Repeat the material verbatim. Images are excluded from the copy.

INPUT:
* * * * *

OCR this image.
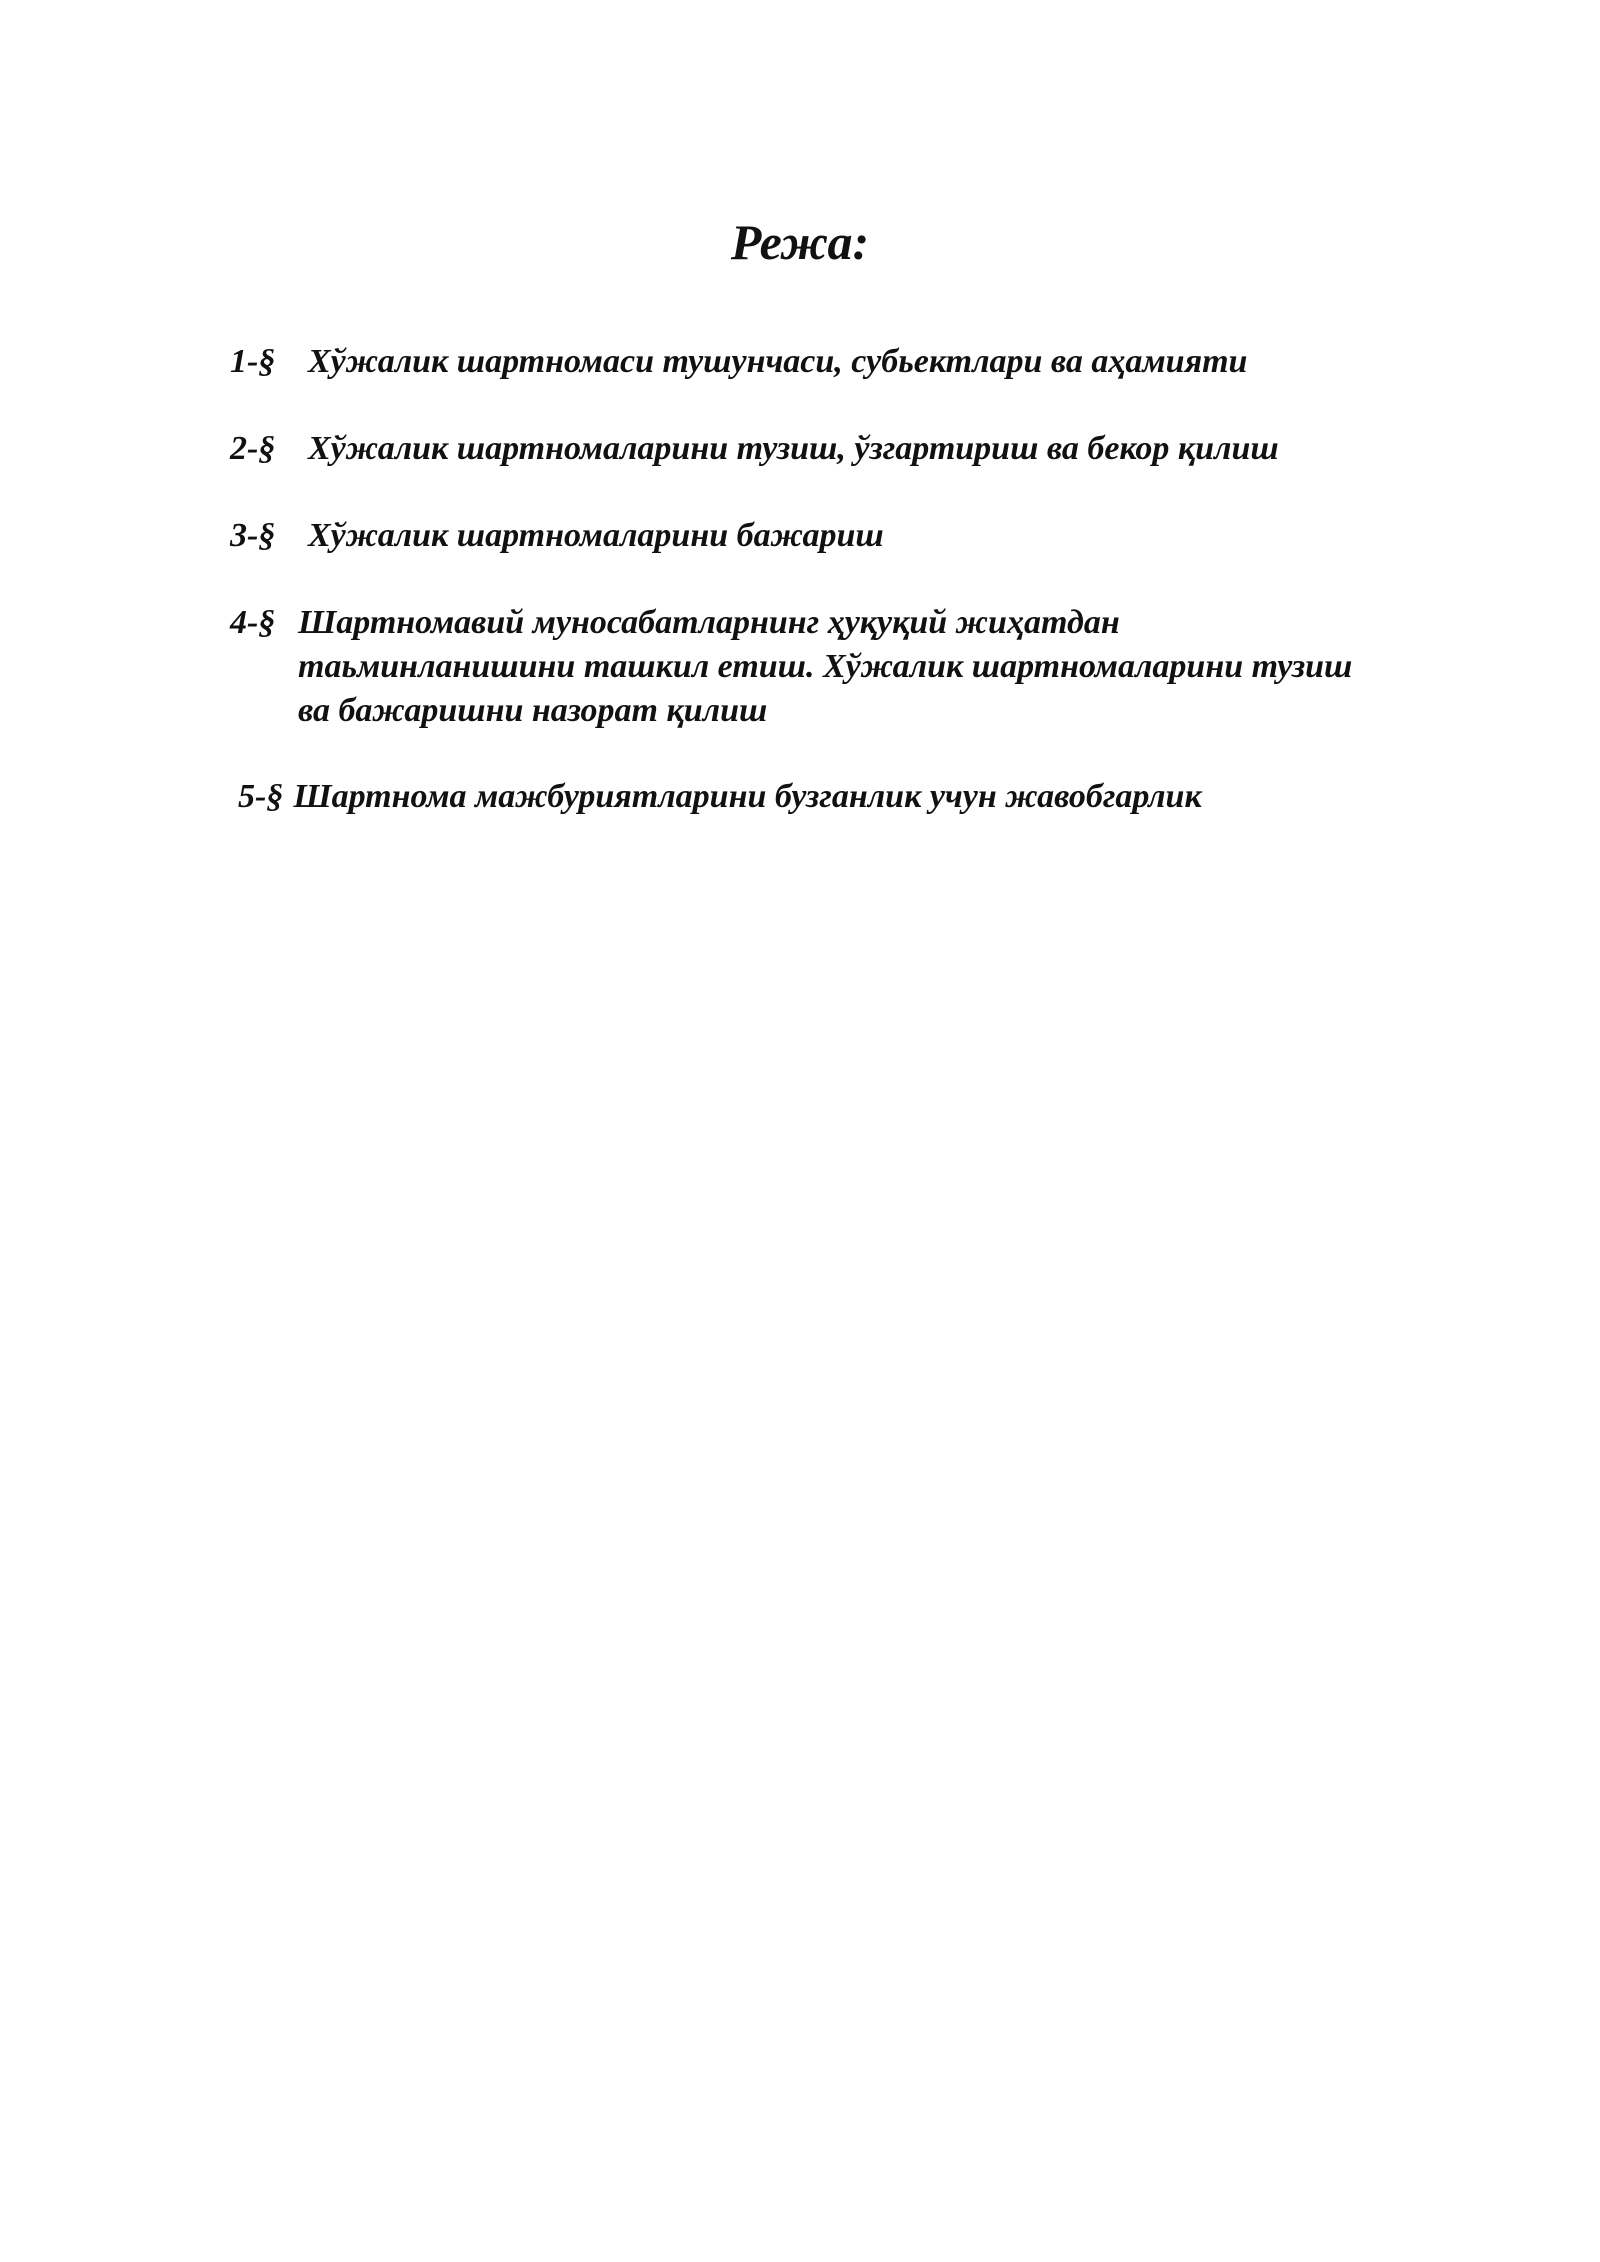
Режа:
1-§ Хўжалик шартномаси тушунчаси, субьектлари ва аҳамияти
2-§ Хўжалик шартномаларини тузиш, ўзгартириш ва бекор қилиш
3-§ Хўжалик шартномаларини бажариш
4-§ Шартномавий муносабатларнинг ҳуқуқий жиҳатдан
таьминланишини ташкил етиш. Хўжалик шартномаларини тузиш
ва бажаришни назорат қилиш
5-§ Шартнома мажбуриятларини бузганлик учун жавобгарлик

* * * * *

THE REPLY:
OCR this image.
Режа:
1-§ Хўжалик шартномаси тушунчаси, субьектлари ва аҳамияти
2-§ Хўжалик шартномаларини тузиш, ўзгартириш ва бекор қилиш
3-§ Хўжалик шартномаларини бажариш
4-§ Шартномавий муносабатларнинг ҳуқуқий жиҳатдан
таьминланишини ташкил етиш. Хўжалик шартномаларини тузиш
ва бажаришни назорат қилиш
5-§ Шартнома мажбуриятларини бузганлик учун жавобгарлик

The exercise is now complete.